INSTRUCTIONS TO FOLLOW -
Resume the news report on U.S. renewable fuel credits, continuing from its final sentence.

NEW YORK (Reuters) - U.S. renewable fuel credits rose on Monday to a three-year high, traders said, after the Trump administration failed for the second time to meet a deadline to propose rules on the amount of biofuels refiners must blend into their fuel mix this year.
The U.S. Environmental Protection Agency (EPA) had been aiming for Dec. 31 to propose a rule on so-called Renewable Volume Obligations for 2021, according to its agenda on the Office of Information and Regulatory Affairs’ website. The EPA previously missed a Nov. 30 deadline, after the coronavirus pandemic complicated the rulemaking process.
Renewable fuel (D6) credits traded at 79.5 cents each on Monday, the highest since December 2017. Biomass-based (D4) credits traded at $1.04 each, highest since November 2017. D4 credits were in part led higher by higher prices for soybeans.

SUPPLIED INFORMATION -
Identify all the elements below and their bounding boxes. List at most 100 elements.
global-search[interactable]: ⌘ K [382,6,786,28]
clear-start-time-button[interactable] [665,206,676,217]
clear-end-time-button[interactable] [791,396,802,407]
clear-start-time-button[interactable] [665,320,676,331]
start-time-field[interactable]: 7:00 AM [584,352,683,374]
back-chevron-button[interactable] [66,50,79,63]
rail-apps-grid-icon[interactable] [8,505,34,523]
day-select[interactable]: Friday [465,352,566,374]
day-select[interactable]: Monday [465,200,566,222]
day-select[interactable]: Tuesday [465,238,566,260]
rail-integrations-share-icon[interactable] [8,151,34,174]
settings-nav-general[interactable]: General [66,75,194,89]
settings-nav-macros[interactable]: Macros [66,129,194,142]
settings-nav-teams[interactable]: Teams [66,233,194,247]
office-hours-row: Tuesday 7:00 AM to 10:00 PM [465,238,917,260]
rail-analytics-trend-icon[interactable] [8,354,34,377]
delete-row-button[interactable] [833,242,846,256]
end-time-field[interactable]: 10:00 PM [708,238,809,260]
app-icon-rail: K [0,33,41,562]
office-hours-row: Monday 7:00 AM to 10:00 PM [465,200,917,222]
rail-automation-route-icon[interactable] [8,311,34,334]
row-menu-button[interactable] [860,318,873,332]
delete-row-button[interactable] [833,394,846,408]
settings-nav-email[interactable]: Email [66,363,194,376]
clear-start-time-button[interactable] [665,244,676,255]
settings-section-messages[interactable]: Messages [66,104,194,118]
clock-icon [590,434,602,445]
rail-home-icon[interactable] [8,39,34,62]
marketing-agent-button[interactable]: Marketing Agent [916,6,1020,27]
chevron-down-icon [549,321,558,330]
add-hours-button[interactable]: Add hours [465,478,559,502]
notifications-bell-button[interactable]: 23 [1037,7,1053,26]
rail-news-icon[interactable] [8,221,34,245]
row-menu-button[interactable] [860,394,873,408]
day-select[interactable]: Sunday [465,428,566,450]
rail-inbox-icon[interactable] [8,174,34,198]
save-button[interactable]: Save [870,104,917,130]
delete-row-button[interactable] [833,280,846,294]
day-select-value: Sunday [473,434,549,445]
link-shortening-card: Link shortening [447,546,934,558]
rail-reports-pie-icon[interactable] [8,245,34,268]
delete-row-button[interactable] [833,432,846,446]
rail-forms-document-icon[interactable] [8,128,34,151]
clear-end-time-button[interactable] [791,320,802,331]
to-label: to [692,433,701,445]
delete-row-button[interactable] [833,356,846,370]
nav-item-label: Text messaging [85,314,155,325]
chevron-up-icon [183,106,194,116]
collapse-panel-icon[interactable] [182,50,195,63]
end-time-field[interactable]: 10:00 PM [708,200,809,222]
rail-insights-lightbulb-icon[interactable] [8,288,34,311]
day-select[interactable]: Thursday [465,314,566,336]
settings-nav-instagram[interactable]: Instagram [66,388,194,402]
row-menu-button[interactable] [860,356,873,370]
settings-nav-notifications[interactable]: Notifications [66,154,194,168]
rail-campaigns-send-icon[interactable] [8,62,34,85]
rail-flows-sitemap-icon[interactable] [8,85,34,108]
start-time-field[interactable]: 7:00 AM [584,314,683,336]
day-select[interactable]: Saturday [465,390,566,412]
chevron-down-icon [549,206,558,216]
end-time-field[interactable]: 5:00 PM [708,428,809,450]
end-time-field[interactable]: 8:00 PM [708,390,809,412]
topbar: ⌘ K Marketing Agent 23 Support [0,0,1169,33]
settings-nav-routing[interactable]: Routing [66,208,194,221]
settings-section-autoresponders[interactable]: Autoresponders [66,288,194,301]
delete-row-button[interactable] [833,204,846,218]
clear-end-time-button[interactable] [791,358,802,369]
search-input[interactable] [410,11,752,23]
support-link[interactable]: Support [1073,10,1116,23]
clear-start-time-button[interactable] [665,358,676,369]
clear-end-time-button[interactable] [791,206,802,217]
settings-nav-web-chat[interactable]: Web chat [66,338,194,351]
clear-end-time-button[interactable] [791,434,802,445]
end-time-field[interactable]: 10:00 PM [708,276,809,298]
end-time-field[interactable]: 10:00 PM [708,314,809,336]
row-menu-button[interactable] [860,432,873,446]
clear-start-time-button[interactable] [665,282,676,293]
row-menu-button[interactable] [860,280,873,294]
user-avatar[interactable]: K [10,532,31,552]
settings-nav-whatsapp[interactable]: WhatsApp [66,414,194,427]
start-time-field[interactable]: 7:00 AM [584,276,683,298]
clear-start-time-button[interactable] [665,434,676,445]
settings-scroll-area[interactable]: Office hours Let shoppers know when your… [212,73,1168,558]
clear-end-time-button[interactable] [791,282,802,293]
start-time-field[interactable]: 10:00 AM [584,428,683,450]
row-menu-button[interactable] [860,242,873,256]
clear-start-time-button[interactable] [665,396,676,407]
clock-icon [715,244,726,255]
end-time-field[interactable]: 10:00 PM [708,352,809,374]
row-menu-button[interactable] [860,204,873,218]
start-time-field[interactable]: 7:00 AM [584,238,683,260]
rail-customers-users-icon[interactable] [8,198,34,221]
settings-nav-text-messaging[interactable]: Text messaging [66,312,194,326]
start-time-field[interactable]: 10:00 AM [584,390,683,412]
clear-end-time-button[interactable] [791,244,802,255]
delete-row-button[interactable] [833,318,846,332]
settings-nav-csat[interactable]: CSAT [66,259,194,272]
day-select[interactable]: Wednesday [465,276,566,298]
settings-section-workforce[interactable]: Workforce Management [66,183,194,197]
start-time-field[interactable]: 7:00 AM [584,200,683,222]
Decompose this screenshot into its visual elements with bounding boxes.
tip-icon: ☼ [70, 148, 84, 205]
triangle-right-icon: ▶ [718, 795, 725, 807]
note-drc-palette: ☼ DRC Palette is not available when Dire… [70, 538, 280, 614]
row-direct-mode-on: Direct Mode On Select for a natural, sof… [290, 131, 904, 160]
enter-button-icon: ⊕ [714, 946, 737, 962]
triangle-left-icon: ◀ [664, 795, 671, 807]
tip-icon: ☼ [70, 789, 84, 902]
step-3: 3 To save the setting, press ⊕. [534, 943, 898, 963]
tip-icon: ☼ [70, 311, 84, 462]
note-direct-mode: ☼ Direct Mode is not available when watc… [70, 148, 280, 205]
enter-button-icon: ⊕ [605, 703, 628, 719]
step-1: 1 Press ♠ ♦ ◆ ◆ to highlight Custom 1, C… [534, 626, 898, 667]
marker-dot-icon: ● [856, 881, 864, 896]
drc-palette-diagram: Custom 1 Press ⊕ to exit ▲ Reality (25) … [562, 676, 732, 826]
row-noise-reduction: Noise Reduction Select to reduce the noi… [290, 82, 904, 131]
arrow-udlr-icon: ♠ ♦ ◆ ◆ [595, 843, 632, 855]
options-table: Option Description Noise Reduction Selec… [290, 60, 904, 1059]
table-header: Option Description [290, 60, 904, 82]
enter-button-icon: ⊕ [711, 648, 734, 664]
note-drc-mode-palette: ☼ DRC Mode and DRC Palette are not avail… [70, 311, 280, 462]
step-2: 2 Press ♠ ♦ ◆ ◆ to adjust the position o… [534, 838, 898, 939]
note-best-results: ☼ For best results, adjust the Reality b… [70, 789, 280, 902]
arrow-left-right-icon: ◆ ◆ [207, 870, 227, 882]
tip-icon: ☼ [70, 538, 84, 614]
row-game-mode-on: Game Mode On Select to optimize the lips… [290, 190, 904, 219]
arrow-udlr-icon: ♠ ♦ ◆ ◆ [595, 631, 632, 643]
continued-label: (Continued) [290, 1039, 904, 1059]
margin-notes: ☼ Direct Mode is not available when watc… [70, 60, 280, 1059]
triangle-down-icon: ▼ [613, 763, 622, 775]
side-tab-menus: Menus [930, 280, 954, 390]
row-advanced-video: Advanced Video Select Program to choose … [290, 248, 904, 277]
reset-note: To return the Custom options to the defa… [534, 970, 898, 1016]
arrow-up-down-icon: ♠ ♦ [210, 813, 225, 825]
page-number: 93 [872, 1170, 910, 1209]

ANSWER SPACE -
EPA is in charge of administering the U.S. Renewable Fuel Standard, which requires refiners to blend billions of gallons of biofuels into their fuel mix each year, or buy tradable credits from those that do.
The regulation has sparked a fierce debate between the oil and biofuel industries. The oil industry claims the rules are too costly, while corn farmers and biofuel producers support the regulation because it boosts ethanol demand.
The coronavirus pandemic has slammed both industries, sinking fuel demand and battering margins. The industries have called for EPA to propose the 2021 RVO to provide market certainty.
EPA did not immediately respond to a request for comment.